§ **CHALLENGE**: Copy out every line of the records where the string "screenshot" occurs.
------ SUPPLIED DATA ------
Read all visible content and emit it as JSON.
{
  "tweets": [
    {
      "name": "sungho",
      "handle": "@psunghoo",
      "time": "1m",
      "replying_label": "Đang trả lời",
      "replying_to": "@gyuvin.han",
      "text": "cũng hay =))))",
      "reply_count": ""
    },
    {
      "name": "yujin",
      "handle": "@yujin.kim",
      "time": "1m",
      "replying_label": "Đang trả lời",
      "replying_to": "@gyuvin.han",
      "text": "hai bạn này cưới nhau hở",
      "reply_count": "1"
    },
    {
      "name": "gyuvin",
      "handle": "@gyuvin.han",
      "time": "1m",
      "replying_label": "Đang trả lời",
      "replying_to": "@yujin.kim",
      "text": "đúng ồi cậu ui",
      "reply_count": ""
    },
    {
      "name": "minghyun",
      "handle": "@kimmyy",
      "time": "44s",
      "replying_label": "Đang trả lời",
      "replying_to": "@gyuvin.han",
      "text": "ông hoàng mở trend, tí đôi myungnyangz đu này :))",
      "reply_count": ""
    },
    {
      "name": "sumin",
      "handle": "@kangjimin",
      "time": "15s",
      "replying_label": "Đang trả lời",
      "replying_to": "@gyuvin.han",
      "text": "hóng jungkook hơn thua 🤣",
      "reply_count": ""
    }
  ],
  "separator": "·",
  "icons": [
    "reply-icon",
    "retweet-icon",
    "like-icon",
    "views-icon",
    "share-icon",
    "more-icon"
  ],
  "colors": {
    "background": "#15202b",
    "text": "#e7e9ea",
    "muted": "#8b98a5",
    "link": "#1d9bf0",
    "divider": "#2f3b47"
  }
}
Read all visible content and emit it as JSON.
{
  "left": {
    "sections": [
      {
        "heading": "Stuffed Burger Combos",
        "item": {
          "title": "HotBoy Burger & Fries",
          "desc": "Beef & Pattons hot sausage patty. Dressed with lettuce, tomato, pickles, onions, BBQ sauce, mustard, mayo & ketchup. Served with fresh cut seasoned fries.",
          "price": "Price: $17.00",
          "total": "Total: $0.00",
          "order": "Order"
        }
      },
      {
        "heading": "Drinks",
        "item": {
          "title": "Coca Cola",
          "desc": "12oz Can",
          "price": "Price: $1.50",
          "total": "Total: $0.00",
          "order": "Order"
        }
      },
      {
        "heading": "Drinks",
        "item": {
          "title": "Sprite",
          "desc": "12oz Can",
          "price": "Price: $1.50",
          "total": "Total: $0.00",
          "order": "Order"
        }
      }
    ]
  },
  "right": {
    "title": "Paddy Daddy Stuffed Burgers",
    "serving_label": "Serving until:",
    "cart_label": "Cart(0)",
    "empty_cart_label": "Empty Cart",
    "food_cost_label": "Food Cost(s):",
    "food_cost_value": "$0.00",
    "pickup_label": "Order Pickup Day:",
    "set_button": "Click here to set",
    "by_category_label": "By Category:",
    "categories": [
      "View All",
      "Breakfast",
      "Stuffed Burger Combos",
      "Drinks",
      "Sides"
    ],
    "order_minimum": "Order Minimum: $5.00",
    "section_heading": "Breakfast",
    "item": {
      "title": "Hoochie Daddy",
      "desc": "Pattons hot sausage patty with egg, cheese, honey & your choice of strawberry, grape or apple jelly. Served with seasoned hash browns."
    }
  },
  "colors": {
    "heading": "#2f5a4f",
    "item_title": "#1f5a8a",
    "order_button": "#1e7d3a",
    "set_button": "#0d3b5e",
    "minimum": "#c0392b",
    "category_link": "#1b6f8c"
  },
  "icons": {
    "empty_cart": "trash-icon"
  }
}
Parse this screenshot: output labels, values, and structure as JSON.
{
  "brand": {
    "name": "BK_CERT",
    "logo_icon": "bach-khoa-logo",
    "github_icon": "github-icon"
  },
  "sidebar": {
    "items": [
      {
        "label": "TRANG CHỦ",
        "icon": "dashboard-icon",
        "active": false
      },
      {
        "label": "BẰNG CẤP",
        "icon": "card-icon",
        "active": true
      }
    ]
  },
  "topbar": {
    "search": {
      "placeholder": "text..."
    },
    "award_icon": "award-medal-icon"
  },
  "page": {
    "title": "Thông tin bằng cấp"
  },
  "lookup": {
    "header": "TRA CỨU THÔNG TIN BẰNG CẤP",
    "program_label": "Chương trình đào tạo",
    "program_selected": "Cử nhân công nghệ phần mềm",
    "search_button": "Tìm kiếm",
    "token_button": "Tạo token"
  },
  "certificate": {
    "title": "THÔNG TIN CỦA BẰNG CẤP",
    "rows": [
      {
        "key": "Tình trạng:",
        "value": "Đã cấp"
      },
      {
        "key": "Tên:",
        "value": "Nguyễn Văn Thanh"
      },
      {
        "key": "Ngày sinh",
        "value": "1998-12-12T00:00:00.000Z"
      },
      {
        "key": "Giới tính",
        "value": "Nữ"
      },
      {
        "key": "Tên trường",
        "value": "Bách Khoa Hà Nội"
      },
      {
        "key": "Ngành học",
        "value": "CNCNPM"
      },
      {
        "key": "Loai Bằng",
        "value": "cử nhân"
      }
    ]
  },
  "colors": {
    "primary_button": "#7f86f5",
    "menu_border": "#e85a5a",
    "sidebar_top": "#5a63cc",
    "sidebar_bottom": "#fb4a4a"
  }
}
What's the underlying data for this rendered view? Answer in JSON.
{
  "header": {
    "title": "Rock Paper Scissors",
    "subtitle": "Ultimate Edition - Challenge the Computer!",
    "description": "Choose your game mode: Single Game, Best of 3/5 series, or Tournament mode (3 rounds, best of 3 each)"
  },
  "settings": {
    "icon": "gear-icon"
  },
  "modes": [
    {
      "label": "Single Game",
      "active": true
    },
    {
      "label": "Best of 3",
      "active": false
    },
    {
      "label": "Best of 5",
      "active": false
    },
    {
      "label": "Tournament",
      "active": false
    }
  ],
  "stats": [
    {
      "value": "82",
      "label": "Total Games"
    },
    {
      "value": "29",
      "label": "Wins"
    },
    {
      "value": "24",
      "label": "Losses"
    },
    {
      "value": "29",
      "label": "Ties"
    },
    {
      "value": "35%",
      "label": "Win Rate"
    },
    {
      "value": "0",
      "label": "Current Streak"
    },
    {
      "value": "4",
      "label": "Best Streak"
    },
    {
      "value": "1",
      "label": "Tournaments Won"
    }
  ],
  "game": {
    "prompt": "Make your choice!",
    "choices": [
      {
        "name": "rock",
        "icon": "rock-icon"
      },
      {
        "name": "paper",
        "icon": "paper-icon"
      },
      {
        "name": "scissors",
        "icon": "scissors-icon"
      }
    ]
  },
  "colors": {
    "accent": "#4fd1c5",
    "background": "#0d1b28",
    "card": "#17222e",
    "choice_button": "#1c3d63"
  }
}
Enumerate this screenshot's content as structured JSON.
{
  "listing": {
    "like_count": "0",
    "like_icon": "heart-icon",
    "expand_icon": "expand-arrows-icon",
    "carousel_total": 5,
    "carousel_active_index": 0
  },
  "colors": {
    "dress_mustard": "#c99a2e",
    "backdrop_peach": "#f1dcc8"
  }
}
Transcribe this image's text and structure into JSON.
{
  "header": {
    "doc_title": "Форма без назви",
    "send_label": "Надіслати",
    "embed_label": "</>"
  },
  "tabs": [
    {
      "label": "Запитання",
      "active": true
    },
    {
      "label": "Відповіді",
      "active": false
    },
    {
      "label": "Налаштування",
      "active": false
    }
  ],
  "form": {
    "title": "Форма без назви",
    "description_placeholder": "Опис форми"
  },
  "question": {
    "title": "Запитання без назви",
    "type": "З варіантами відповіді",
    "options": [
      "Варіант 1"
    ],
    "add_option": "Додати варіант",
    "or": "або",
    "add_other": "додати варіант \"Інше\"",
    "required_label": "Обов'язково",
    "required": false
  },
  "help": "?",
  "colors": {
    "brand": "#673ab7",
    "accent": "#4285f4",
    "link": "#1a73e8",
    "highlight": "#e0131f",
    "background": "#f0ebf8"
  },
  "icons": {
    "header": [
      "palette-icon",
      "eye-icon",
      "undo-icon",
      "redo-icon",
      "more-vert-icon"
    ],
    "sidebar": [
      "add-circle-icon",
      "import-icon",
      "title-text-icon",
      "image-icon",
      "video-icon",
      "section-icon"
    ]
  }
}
------
§ **FULL SOLUTION**:
Parse this screenshot: output labels, values, and structure as JSON.
Enumerate this screenshot's content as structured JSON.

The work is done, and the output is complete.